**Exercise requirements**. Pick out every line in the data below that holds "PDPN".

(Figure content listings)
•••
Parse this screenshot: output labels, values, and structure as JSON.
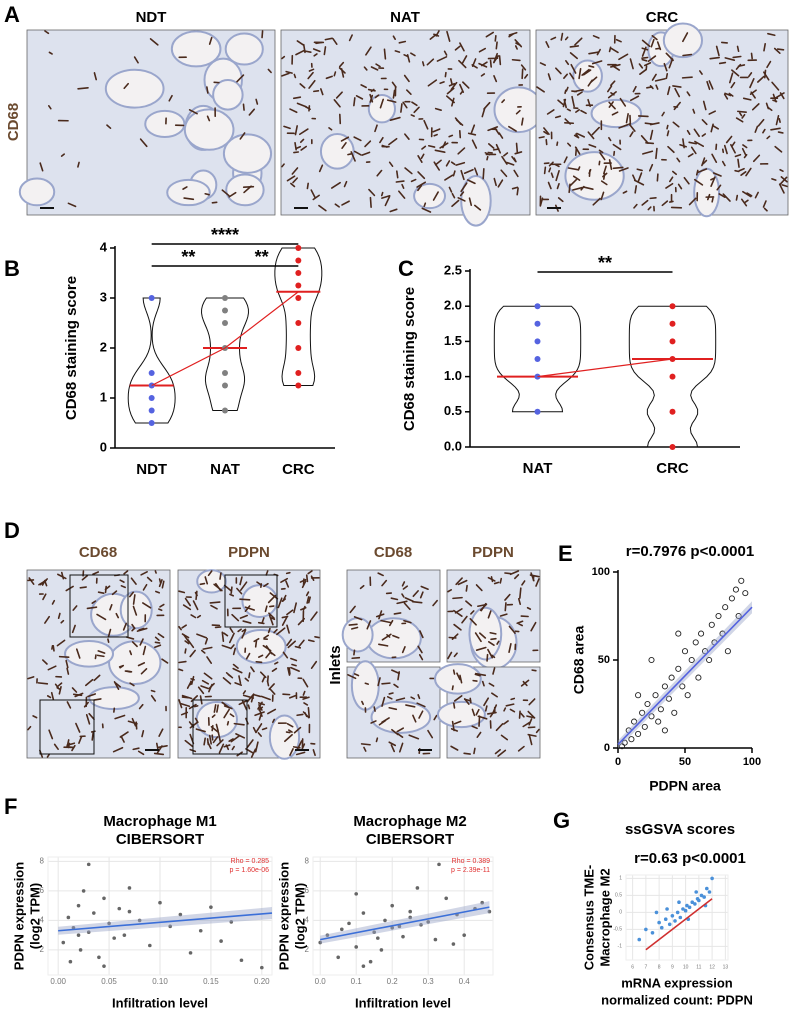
{
  "figure": {
    "panel_labels": [
      "A",
      "B",
      "C",
      "D",
      "E",
      "F",
      "G"
    ],
    "panel_a": {
      "stain": "CD68",
      "columns": [
        "NDT",
        "NAT",
        "CRC"
      ]
    },
    "panel_d": {
      "columns": [
        "CD68",
        "PDPN",
        "CD68",
        "PDPN"
      ],
      "inlets": "Inlets"
    }
  },
  "chart_data": [
    {
      "type": "violin",
      "categories": [
        "NDT",
        "NAT",
        "CRC"
      ],
      "y_label": "CD68 staining score",
      "values": [
        [
          3,
          1.5,
          1.25,
          1,
          0.75,
          0.5
        ],
        [
          3,
          2.75,
          2.5,
          2,
          1.5,
          1.25,
          0.75
        ],
        [
          4,
          3.75,
          3.5,
          3.25,
          3,
          2.5,
          2,
          1.5,
          1.25
        ]
      ],
      "colors": [
        "#5563e0",
        "#808080",
        "#e02020"
      ],
      "medians": [
        1.25,
        2,
        3.125
      ],
      "median_color": "#e02020",
      "ylim": [
        0,
        4
      ],
      "yticks": [
        0,
        1,
        2,
        3,
        4
      ],
      "significance": [
        "****",
        "**",
        "**"
      ]
    },
    {
      "type": "violin",
      "categories": [
        "NAT",
        "CRC"
      ],
      "y_label": "CD68 staining score",
      "values": [
        [
          2,
          1.75,
          1.5,
          1.25,
          1,
          0.5
        ],
        [
          2,
          1.75,
          1.5,
          1.25,
          1,
          0.5,
          0
        ]
      ],
      "colors": [
        "#5563e0",
        "#e02020"
      ],
      "medians": [
        1,
        1.25
      ],
      "median_color": "#e02020",
      "ylim": [
        0,
        2.5
      ],
      "yticks": [
        {
          "value": 0,
          "label": "0.0"
        },
        {
          "value": 0.5,
          "label": "0.5"
        },
        {
          "value": 1,
          "label": "1.0"
        },
        {
          "value": 1.5,
          "label": "1.5"
        },
        {
          "value": 2,
          "label": "2.0"
        },
        {
          "value": 2.5,
          "label": "2.5"
        }
      ],
      "significance": [
        "**"
      ]
    },
    {
      "type": "scatter",
      "stat": "r=0.7976 p<0.0001",
      "x_label": "PDPN area",
      "y_label": "CD68 area",
      "x": [
        5,
        8,
        10,
        12,
        15,
        18,
        20,
        22,
        25,
        28,
        30,
        32,
        35,
        38,
        40,
        42,
        45,
        48,
        50,
        52,
        55,
        58,
        60,
        62,
        65,
        68,
        70,
        72,
        75,
        78,
        80,
        82,
        85,
        88,
        90,
        92,
        95,
        3,
        15,
        25,
        35,
        45
      ],
      "y": [
        3,
        10,
        5,
        15,
        8,
        20,
        12,
        25,
        18,
        30,
        15,
        22,
        35,
        28,
        40,
        20,
        45,
        35,
        55,
        30,
        50,
        60,
        40,
        65,
        55,
        50,
        70,
        60,
        75,
        65,
        80,
        55,
        85,
        90,
        75,
        95,
        88,
        1,
        30,
        50,
        10,
        65
      ],
      "color": "#222222",
      "fit_x": [
        0,
        100
      ],
      "fit_y": [
        2,
        80
      ],
      "fit_color": "#5563e0",
      "xlim": [
        0,
        100
      ],
      "ylim": [
        0,
        100
      ],
      "xticks": [
        0,
        50,
        100
      ],
      "yticks": [
        0,
        50,
        100
      ]
    },
    {
      "type": "scatter",
      "title": [
        "Macrophage M1",
        "CIBERSORT"
      ],
      "annotation": [
        "Rho = 0.285",
        "p = 1.60e-06"
      ],
      "x_label": "Infiltration level",
      "y_label": [
        "PDPN expression",
        "(log2 TPM)"
      ],
      "x": [
        0.005,
        0.01,
        0.012,
        0.015,
        0.02,
        0.022,
        0.025,
        0.03,
        0.035,
        0.04,
        0.045,
        0.05,
        0.055,
        0.06,
        0.065,
        0.07,
        0.08,
        0.09,
        0.1,
        0.11,
        0.12,
        0.13,
        0.14,
        0.15,
        0.16,
        0.17,
        0.18,
        0.2,
        0.03,
        0.07,
        0.02,
        0.045
      ],
      "y": [
        2.5,
        4.2,
        1.2,
        3.5,
        5.0,
        2.0,
        6.0,
        3.2,
        4.5,
        1.5,
        5.5,
        3.8,
        2.8,
        4.8,
        3.0,
        6.2,
        4.0,
        2.3,
        5.2,
        3.6,
        4.4,
        1.8,
        3.3,
        4.9,
        2.6,
        3.9,
        1.3,
        0.8,
        7.8,
        4.6,
        3.0,
        0.9
      ],
      "color": "#666666",
      "fit_x": [
        0,
        0.21
      ],
      "fit_y": [
        3.3,
        4.5
      ],
      "fit_color": "#3b6fd8",
      "grid": true,
      "xlim": [
        -0.01,
        0.21
      ],
      "ylim": [
        0.3,
        8.3
      ],
      "xticks": [
        {
          "value": 0,
          "label": "0.00"
        },
        0.05,
        {
          "value": 0.1,
          "label": "0.10"
        },
        0.15,
        {
          "value": 0.2,
          "label": "0.20"
        }
      ],
      "yticks": [
        2,
        4,
        6,
        8
      ]
    },
    {
      "type": "scatter",
      "title": [
        "Macrophage M2",
        "CIBERSORT"
      ],
      "annotation": [
        "Rho = 0.389",
        "p = 2.39e-11"
      ],
      "x_label": "Infiltration level",
      "y_label": [
        "PDPN expression",
        "(log2 TPM)"
      ],
      "x": [
        0.0,
        0.02,
        0.05,
        0.08,
        0.1,
        0.12,
        0.15,
        0.17,
        0.2,
        0.22,
        0.25,
        0.27,
        0.3,
        0.32,
        0.35,
        0.38,
        0.4,
        0.43,
        0.45,
        0.47,
        0.06,
        0.1,
        0.14,
        0.18,
        0.23,
        0.28,
        0.33,
        0.12,
        0.2,
        0.25,
        0.37,
        0.16
      ],
      "y": [
        2.5,
        3.0,
        1.5,
        3.8,
        2.2,
        4.5,
        3.2,
        2.0,
        5.0,
        3.6,
        4.2,
        6.2,
        3.9,
        2.7,
        5.5,
        4.4,
        3.0,
        4.8,
        5.2,
        4.6,
        3.4,
        5.8,
        1.2,
        4.0,
        2.9,
        3.7,
        7.8,
        0.9,
        3.5,
        4.6,
        2.4,
        2.8
      ],
      "color": "#666666",
      "fit_x": [
        0,
        0.47
      ],
      "fit_y": [
        2.7,
        4.9
      ],
      "fit_color": "#3b6fd8",
      "grid": true,
      "xlim": [
        -0.02,
        0.48
      ],
      "ylim": [
        0.3,
        8.3
      ],
      "xticks": [
        {
          "value": 0,
          "label": "0.0"
        },
        0.1,
        0.2,
        0.3,
        0.4
      ],
      "yticks": [
        2,
        4,
        6,
        8
      ]
    },
    {
      "type": "scatter",
      "title": [
        "ssGSVA scores"
      ],
      "stat": "r=0.63 p<0.0001",
      "x_label": [
        "mRNA expression",
        "normalized count: PDPN"
      ],
      "y_label": [
        "Consensus TME-",
        "Macrophage M2"
      ],
      "x": [
        6.5,
        7,
        7.5,
        8,
        8.2,
        8.5,
        8.8,
        9,
        9.2,
        9.4,
        9.6,
        9.8,
        10,
        10.1,
        10.3,
        10.5,
        10.7,
        10.9,
        11,
        11.2,
        11.4,
        11.6,
        11.8,
        12,
        8.6,
        9.5,
        10.2,
        10.8,
        11.5,
        7.8
      ],
      "y": [
        -0.8,
        -0.5,
        -0.6,
        -0.3,
        -0.45,
        -0.2,
        -0.35,
        -0.1,
        -0.25,
        0.0,
        -0.15,
        0.1,
        0.05,
        0.2,
        0.15,
        0.3,
        0.25,
        0.4,
        0.35,
        0.5,
        0.45,
        0.7,
        0.6,
        1.0,
        0.1,
        0.3,
        -0.2,
        0.6,
        0.2,
        0.0
      ],
      "color": "#4a90d9",
      "fit_x": [
        7,
        12
      ],
      "fit_y": [
        -1.1,
        0.4
      ],
      "fit_color": "#d03030",
      "grid": true,
      "xlim": [
        5.5,
        13.2
      ],
      "ylim": [
        -1.4,
        1.1
      ],
      "xticks": [
        6,
        7,
        8,
        9,
        10,
        11,
        12,
        13
      ],
      "yticks": [
        -1,
        -0.5,
        0,
        0.5,
        1
      ]
    }
  ]
}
•••
**Reply to the exercise**.
        "PDPN",
        "PDPN"
      "x_label": "PDPN area",
        "PDPN expression",
        "PDPN expression",
        "normalized count: PDPN"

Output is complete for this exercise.